◆ **RECORDS FOR THIS TASK**
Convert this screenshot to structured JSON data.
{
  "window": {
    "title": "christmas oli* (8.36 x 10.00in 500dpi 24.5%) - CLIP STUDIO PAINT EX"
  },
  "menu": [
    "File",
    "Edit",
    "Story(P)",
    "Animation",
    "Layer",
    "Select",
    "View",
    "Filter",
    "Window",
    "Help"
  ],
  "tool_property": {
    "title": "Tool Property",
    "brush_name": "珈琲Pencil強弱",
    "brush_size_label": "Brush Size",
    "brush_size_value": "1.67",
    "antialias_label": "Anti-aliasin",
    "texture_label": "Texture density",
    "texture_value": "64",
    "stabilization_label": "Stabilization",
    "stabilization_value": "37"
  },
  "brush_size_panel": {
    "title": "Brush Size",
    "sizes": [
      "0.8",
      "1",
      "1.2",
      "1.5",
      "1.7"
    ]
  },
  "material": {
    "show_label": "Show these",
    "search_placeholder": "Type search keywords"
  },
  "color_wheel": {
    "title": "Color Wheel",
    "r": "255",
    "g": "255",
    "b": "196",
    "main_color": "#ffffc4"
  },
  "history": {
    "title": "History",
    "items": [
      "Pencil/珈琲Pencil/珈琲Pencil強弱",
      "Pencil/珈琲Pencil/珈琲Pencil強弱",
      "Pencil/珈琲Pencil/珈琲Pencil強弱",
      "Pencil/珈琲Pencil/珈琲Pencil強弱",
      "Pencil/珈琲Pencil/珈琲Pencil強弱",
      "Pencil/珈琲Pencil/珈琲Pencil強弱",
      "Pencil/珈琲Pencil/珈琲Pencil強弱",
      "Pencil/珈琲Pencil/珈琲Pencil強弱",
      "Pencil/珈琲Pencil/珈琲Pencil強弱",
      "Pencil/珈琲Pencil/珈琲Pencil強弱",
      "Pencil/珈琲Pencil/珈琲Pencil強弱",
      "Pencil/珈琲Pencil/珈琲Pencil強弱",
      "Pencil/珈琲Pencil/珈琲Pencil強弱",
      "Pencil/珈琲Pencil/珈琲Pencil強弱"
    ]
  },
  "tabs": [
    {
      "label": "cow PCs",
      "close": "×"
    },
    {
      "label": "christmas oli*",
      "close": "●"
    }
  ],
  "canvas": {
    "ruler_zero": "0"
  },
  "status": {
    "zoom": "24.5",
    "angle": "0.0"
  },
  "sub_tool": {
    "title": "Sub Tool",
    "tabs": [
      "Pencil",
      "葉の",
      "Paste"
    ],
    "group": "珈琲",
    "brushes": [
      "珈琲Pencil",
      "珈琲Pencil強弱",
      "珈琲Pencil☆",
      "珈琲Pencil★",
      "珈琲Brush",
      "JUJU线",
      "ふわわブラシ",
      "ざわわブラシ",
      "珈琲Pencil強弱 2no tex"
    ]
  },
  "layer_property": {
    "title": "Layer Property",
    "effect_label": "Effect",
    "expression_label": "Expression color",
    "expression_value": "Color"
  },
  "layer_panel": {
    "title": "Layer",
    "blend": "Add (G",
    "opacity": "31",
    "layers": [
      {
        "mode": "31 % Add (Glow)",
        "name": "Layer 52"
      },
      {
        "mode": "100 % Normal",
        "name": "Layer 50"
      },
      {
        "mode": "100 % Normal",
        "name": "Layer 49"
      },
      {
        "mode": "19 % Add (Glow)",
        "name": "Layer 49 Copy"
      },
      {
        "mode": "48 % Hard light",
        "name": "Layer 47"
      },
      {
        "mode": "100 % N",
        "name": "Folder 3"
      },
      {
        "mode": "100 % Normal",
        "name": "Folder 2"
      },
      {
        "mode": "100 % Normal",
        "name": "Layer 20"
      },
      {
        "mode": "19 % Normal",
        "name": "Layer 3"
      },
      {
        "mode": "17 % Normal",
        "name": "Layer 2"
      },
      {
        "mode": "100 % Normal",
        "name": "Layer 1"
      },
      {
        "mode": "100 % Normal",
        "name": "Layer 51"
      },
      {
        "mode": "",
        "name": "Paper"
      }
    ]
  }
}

◆ **THE EXERCISE**
Output all records verbatim.

◆ **THE OUTPUT**
Convert this screenshot to structured JSON data.
{
  "window": {
    "title": "christmas oli* (8.36 x 10.00in 500dpi 24.5%) - CLIP STUDIO PAINT EX"
  },
  "menu": [
    "File",
    "Edit",
    "Story(P)",
    "Animation",
    "Layer",
    "Select",
    "View",
    "Filter",
    "Window",
    "Help"
  ],
  "tool_property": {
    "title": "Tool Property",
    "brush_name": "珈琲Pencil強弱",
    "brush_size_label": "Brush Size",
    "brush_size_value": "1.67",
    "antialias_label": "Anti-aliasin",
    "texture_label": "Texture density",
    "texture_value": "64",
    "stabilization_label": "Stabilization",
    "stabilization_value": "37"
  },
  "brush_size_panel": {
    "title": "Brush Size",
    "sizes": [
      "0.8",
      "1",
      "1.2",
      "1.5",
      "1.7"
    ]
  },
  "material": {
    "show_label": "Show these",
    "search_placeholder": "Type search keywords"
  },
  "color_wheel": {
    "title": "Color Wheel",
    "r": "255",
    "g": "255",
    "b": "196",
    "main_color": "#ffffc4"
  },
  "history": {
    "title": "History",
    "items": [
      "Pencil/珈琲Pencil/珈琲Pencil強弱",
      "Pencil/珈琲Pencil/珈琲Pencil強弱",
      "Pencil/珈琲Pencil/珈琲Pencil強弱",
      "Pencil/珈琲Pencil/珈琲Pencil強弱",
      "Pencil/珈琲Pencil/珈琲Pencil強弱",
      "Pencil/珈琲Pencil/珈琲Pencil強弱",
      "Pencil/珈琲Pencil/珈琲Pencil強弱",
      "Pencil/珈琲Pencil/珈琲Pencil強弱",
      "Pencil/珈琲Pencil/珈琲Pencil強弱",
      "Pencil/珈琲Pencil/珈琲Pencil強弱",
      "Pencil/珈琲Pencil/珈琲Pencil強弱",
      "Pencil/珈琲Pencil/珈琲Pencil強弱",
      "Pencil/珈琲Pencil/珈琲Pencil強弱",
      "Pencil/珈琲Pencil/珈琲Pencil強弱"
    ]
  },
  "tabs": [
    {
      "label": "cow PCs",
      "close": "×"
    },
    {
      "label": "christmas oli*",
      "close": "●"
    }
  ],
  "canvas": {
    "ruler_zero": "0"
  },
  "status": {
    "zoom": "24.5",
    "angle": "0.0"
  },
  "sub_tool": {
    "title": "Sub Tool",
    "tabs": [
      "Pencil",
      "葉の",
      "Paste"
    ],
    "group": "珈琲",
    "brushes": [
      "珈琲Pencil",
      "珈琲Pencil強弱",
      "珈琲Pencil☆",
      "珈琲Pencil★",
      "珈琲Brush",
      "JUJU线",
      "ふわわブラシ",
      "ざわわブラシ",
      "珈琲Pencil強弱 2no tex"
    ]
  },
  "layer_property": {
    "title": "Layer Property",
    "effect_label": "Effect",
    "expression_label": "Expression color",
    "expression_value": "Color"
  },
  "layer_panel": {
    "title": "Layer",
    "blend": "Add (G",
    "opacity": "31",
    "layers": [
      {
        "mode": "31 % Add (Glow)",
        "name": "Layer 52"
      },
      {
        "mode": "100 % Normal",
        "name": "Layer 50"
      },
      {
        "mode": "100 % Normal",
        "name": "Layer 49"
      },
      {
        "mode": "19 % Add (Glow)",
        "name": "Layer 49 Copy"
      },
      {
        "mode": "48 % Hard light",
        "name": "Layer 47"
      },
      {
        "mode": "100 % N",
        "name": "Folder 3"
      },
      {
        "mode": "100 % Normal",
        "name": "Folder 2"
      },
      {
        "mode": "100 % Normal",
        "name": "Layer 20"
      },
      {
        "mode": "19 % Normal",
        "name": "Layer 3"
      },
      {
        "mode": "17 % Normal",
        "name": "Layer 2"
      },
      {
        "mode": "100 % Normal",
        "name": "Layer 1"
      },
      {
        "mode": "100 % Normal",
        "name": "Layer 51"
      },
      {
        "mode": "",
        "name": "Paper"
      }
    ]
  }
}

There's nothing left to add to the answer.